— Task to complete —
The entries below contain pictures. Retype everything except those pictures, exactly as given.

— Input material —

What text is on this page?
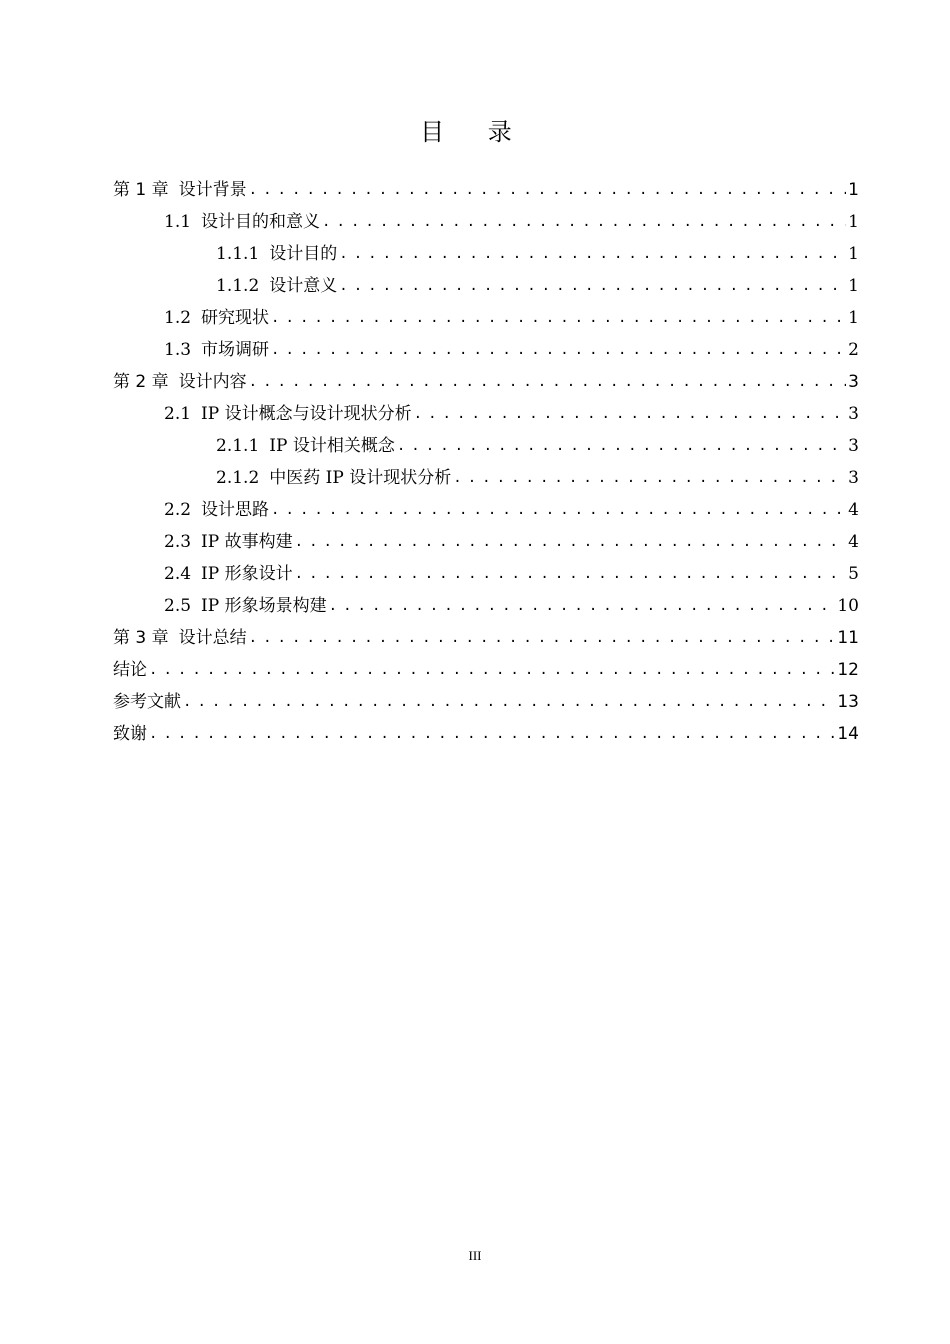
目 录
第 1 章 设计背景 . . .	1
1.1 设计目的和意义 . . .	1
1.1.1 设计目的 . . .	1
1.1.2 设计意义 . . .	1
1.2 研究现状 . . .	1
1.3 市场调研 . . .	2
第 2 章 设计内容 . . .	3
2.1 IP 设计概念与设计现状分析 . . .	3
2.1.1 IP 设计相关概念 . . .	3
2.1.2 中医药 IP 设计现状分析 . . .	3
2.2 设计思路 . . .	4
2.3 IP 故事构建 . . .	4
2.4 IP 形象设计 . . .	5
2.5 IP 形象场景构建 . . .	10
第 3 章 设计总结 . . .	11
结论 . . .	12
参考文献 . . .	13
致谢 . . .	14
III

— Solution to the problem —
What text is on this page?
目 录
第 1 章 设计背景 . . .	1
1.1 设计目的和意义 . . .	1
1.1.1 设计目的 . . .	1
1.1.2 设计意义 . . .	1
1.2 研究现状 . . .	1
1.3 市场调研 . . .	2
第 2 章 设计内容 . . .	3
2.1 IP 设计概念与设计现状分析 . . .	3
2.1.1 IP 设计相关概念 . . .	3
2.1.2 中医药 IP 设计现状分析 . . .	3
2.2 设计思路 . . .	4
2.3 IP 故事构建 . . .	4
2.4 IP 形象设计 . . .	5
2.5 IP 形象场景构建 . . .	10
第 3 章 设计总结 . . .	11
结论 . . .	12
参考文献 . . .	13
致谢 . . .	14
III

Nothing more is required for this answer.